▶ _Exercise aim_
Write the entries below out again exactly; any picture in them stays out.

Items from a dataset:
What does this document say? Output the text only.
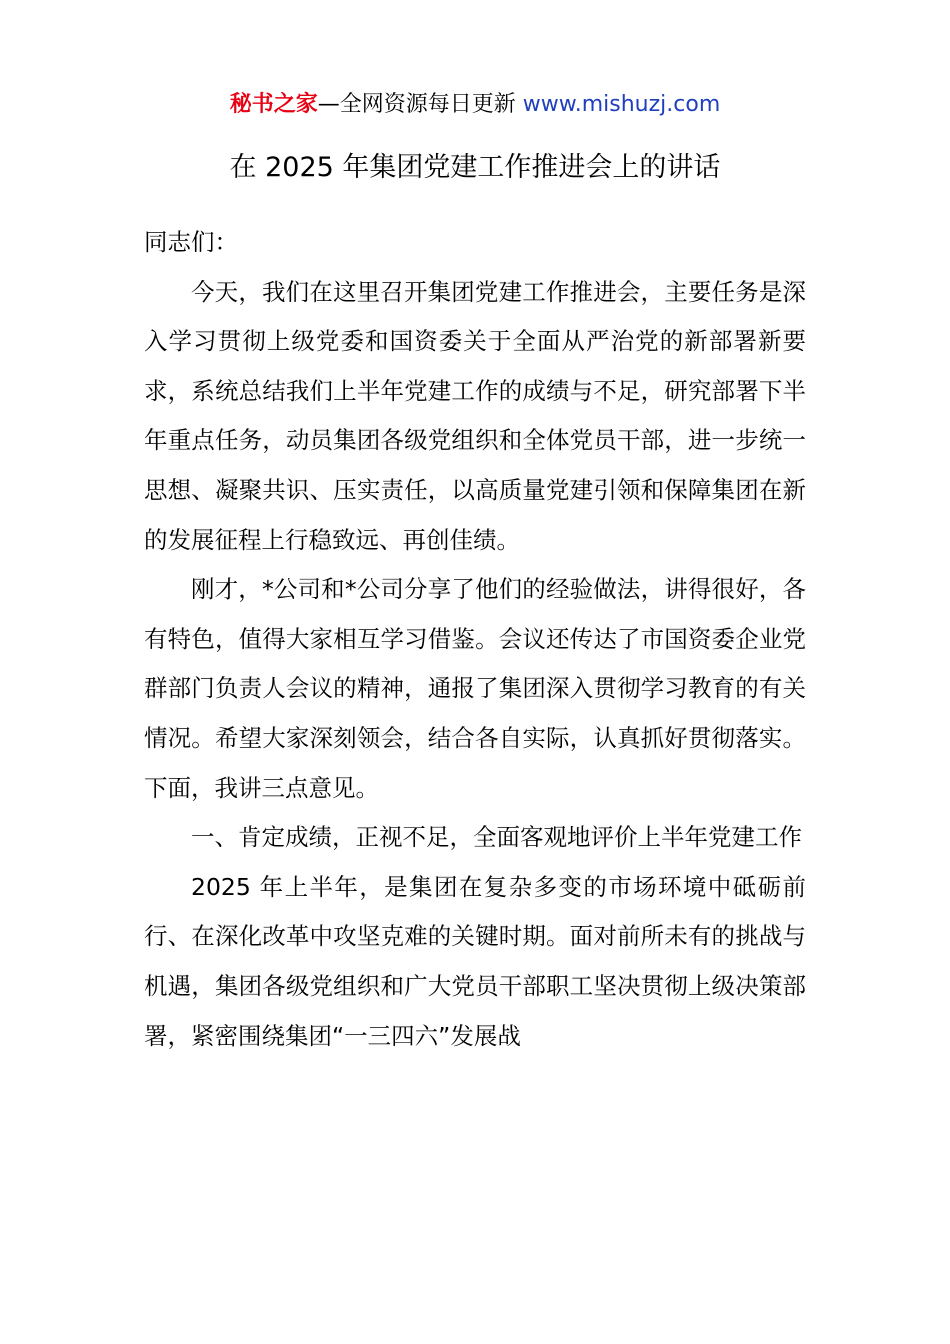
秘书之家—全网资源每日更新 www.mishuzj.com
在 2025 年集团党建工作推进会上的讲话

同志们：

今天，我们在这里召开集团党建工作推进会，主要任务是深入学习贯彻上级党委和国资委关于全面从严治党的新部署新要求，系统总结我们上半年党建工作的成绩与不足，研究部署下半年重点任务，动员集团各级党组织和全体党员干部，进一步统一思想、凝聚共识、压实责任，以高质量党建引领和保障集团在新的发展征程上行稳致远、再创佳绩。

刚才，*公司和*公司分享了他们的经验做法，讲得很好，各有特色，值得大家相互学习借鉴。会议还传达了市国资委企业党群部门负责人会议的精神，通报了集团深入贯彻学习教育的有关情况。希望大家深刻领会，结合各自实际，认真抓好贯彻落实。下面，我讲三点意见。

一、肯定成绩，正视不足，全面客观地评价上半年党建工作

2025 年上半年，是集团在复杂多变的市场环境中砥砺前行、在深化改革中攻坚克难的关键时期。面对前所未有的挑战与机遇，集团各级党组织和广大党员干部职工坚决贯彻上级决策部署，紧密围绕集团“一三四六”发展战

▶ _Exercise output_
What does this document say? Output the text only.
秘书之家—全网资源每日更新 www.mishuzj.com
在 2025 年集团党建工作推进会上的讲话

同志们：

今天，我们在这里召开集团党建工作推进会，主要任务是深入学习贯彻上级党委和国资委关于全面从严治党的新部署新要求，系统总结我们上半年党建工作的成绩与不足，研究部署下半年重点任务，动员集团各级党组织和全体党员干部，进一步统一思想、凝聚共识、压实责任，以高质量党建引领和保障集团在新的发展征程上行稳致远、再创佳绩。

刚才，*公司和*公司分享了他们的经验做法，讲得很好，各有特色，值得大家相互学习借鉴。会议还传达了市国资委企业党群部门负责人会议的精神，通报了集团深入贯彻学习教育的有关情况。希望大家深刻领会，结合各自实际，认真抓好贯彻落实。下面，我讲三点意见。

一、肯定成绩，正视不足，全面客观地评价上半年党建工作

2025 年上半年，是集团在复杂多变的市场环境中砥砺前行、在深化改革中攻坚克难的关键时期。面对前所未有的挑战与机遇，集团各级党组织和广大党员干部职工坚决贯彻上级决策部署，紧密围绕集团“一三四六”发展战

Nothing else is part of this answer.